• Supplied material:
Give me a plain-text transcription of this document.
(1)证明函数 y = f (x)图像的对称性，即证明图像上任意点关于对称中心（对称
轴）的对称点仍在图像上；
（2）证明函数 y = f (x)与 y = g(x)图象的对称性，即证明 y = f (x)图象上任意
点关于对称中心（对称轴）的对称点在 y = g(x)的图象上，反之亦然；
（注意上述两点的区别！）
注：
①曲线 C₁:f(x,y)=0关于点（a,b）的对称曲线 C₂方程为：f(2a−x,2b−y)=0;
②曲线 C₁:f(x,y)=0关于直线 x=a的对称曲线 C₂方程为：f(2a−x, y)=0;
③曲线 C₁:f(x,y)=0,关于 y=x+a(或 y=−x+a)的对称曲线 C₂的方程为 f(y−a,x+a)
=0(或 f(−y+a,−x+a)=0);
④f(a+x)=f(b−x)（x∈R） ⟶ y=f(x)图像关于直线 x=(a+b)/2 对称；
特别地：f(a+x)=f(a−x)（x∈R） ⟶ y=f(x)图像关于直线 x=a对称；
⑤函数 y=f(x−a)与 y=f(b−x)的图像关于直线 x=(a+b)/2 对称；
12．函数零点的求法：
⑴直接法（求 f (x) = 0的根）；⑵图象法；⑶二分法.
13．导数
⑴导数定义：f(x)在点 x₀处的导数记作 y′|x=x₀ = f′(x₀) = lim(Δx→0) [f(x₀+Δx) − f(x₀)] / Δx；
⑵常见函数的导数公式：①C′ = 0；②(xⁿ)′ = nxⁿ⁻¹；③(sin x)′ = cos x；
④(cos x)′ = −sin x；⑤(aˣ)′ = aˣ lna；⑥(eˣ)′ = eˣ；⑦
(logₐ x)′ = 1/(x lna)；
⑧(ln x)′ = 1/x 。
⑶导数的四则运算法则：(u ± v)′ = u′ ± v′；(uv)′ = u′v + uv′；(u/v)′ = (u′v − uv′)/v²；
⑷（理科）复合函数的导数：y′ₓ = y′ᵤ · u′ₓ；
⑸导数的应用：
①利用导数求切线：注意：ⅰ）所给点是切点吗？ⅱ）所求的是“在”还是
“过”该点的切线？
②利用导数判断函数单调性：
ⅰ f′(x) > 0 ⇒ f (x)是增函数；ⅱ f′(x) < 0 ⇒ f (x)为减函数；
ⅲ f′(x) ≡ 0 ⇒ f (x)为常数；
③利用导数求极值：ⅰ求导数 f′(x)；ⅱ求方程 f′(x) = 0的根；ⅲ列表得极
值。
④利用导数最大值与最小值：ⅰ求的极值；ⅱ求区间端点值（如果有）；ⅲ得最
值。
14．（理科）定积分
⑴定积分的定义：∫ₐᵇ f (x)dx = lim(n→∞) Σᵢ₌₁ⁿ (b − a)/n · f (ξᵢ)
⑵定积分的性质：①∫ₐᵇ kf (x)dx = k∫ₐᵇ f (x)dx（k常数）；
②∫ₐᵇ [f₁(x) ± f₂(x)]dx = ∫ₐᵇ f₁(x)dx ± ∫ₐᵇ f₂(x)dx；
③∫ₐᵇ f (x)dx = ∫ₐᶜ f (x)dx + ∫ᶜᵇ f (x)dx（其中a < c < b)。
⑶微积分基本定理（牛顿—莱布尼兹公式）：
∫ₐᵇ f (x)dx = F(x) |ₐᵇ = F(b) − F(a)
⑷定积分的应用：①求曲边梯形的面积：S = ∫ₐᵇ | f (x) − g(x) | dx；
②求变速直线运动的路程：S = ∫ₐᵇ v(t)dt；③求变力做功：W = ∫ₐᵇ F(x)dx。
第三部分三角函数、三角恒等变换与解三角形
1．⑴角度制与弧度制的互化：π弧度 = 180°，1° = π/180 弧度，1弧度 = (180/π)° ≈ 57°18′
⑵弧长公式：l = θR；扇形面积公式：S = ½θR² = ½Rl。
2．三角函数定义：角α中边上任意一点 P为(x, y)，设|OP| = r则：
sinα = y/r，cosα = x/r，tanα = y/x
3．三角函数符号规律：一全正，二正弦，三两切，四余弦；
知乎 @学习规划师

• Aim of the exercise:
Repeat each of the entries above precisely as given.

• Expected answer:
Give me a plain-text transcription of this document.
(1)证明函数 y = f (x)图像的对称性，即证明图像上任意点关于对称中心（对称
轴）的对称点仍在图像上；
（2）证明函数 y = f (x)与 y = g(x)图象的对称性，即证明 y = f (x)图象上任意
点关于对称中心（对称轴）的对称点在 y = g(x)的图象上，反之亦然；
（注意上述两点的区别！）
注：
①曲线 C₁:f(x,y)=0关于点（a,b）的对称曲线 C₂方程为：f(2a−x,2b−y)=0;
②曲线 C₁:f(x,y)=0关于直线 x=a的对称曲线 C₂方程为：f(2a−x, y)=0;
③曲线 C₁:f(x,y)=0,关于 y=x+a(或 y=−x+a)的对称曲线 C₂的方程为 f(y−a,x+a)
=0(或 f(−y+a,−x+a)=0);
④f(a+x)=f(b−x)（x∈R） ⟶ y=f(x)图像关于直线 x=(a+b)/2 对称；
特别地：f(a+x)=f(a−x)（x∈R） ⟶ y=f(x)图像关于直线 x=a对称；
⑤函数 y=f(x−a)与 y=f(b−x)的图像关于直线 x=(a+b)/2 对称；
12．函数零点的求法：
⑴直接法（求 f (x) = 0的根）；⑵图象法；⑶二分法.
13．导数
⑴导数定义：f(x)在点 x₀处的导数记作 y′|x=x₀ = f′(x₀) = lim(Δx→0) [f(x₀+Δx) − f(x₀)] / Δx；
⑵常见函数的导数公式：①C′ = 0；②(xⁿ)′ = nxⁿ⁻¹；③(sin x)′ = cos x；
④(cos x)′ = −sin x；⑤(aˣ)′ = aˣ lna；⑥(eˣ)′ = eˣ；⑦
(logₐ x)′ = 1/(x lna)；
⑧(ln x)′ = 1/x 。
⑶导数的四则运算法则：(u ± v)′ = u′ ± v′；(uv)′ = u′v + uv′；(u/v)′ = (u′v − uv′)/v²；
⑷（理科）复合函数的导数：y′ₓ = y′ᵤ · u′ₓ；
⑸导数的应用：
①利用导数求切线：注意：ⅰ）所给点是切点吗？ⅱ）所求的是“在”还是
“过”该点的切线？
②利用导数判断函数单调性：
ⅰ f′(x) > 0 ⇒ f (x)是增函数；ⅱ f′(x) < 0 ⇒ f (x)为减函数；
ⅲ f′(x) ≡ 0 ⇒ f (x)为常数；
③利用导数求极值：ⅰ求导数 f′(x)；ⅱ求方程 f′(x) = 0的根；ⅲ列表得极
值。
④利用导数最大值与最小值：ⅰ求的极值；ⅱ求区间端点值（如果有）；ⅲ得最
值。
14．（理科）定积分
⑴定积分的定义：∫ₐᵇ f (x)dx = lim(n→∞) Σᵢ₌₁ⁿ (b − a)/n · f (ξᵢ)
⑵定积分的性质：①∫ₐᵇ kf (x)dx = k∫ₐᵇ f (x)dx（k常数）；
②∫ₐᵇ [f₁(x) ± f₂(x)]dx = ∫ₐᵇ f₁(x)dx ± ∫ₐᵇ f₂(x)dx；
③∫ₐᵇ f (x)dx = ∫ₐᶜ f (x)dx + ∫ᶜᵇ f (x)dx（其中a < c < b)。
⑶微积分基本定理（牛顿—莱布尼兹公式）：
∫ₐᵇ f (x)dx = F(x) |ₐᵇ = F(b) − F(a)
⑷定积分的应用：①求曲边梯形的面积：S = ∫ₐᵇ | f (x) − g(x) | dx；
②求变速直线运动的路程：S = ∫ₐᵇ v(t)dt；③求变力做功：W = ∫ₐᵇ F(x)dx。
第三部分三角函数、三角恒等变换与解三角形
1．⑴角度制与弧度制的互化：π弧度 = 180°，1° = π/180 弧度，1弧度 = (180/π)° ≈ 57°18′
⑵弧长公式：l = θR；扇形面积公式：S = ½θR² = ½Rl。
2．三角函数定义：角α中边上任意一点 P为(x, y)，设|OP| = r则：
sinα = y/r，cosα = x/r，tanα = y/x
3．三角函数符号规律：一全正，二正弦，三两切，四余弦；
知乎 @学习规划师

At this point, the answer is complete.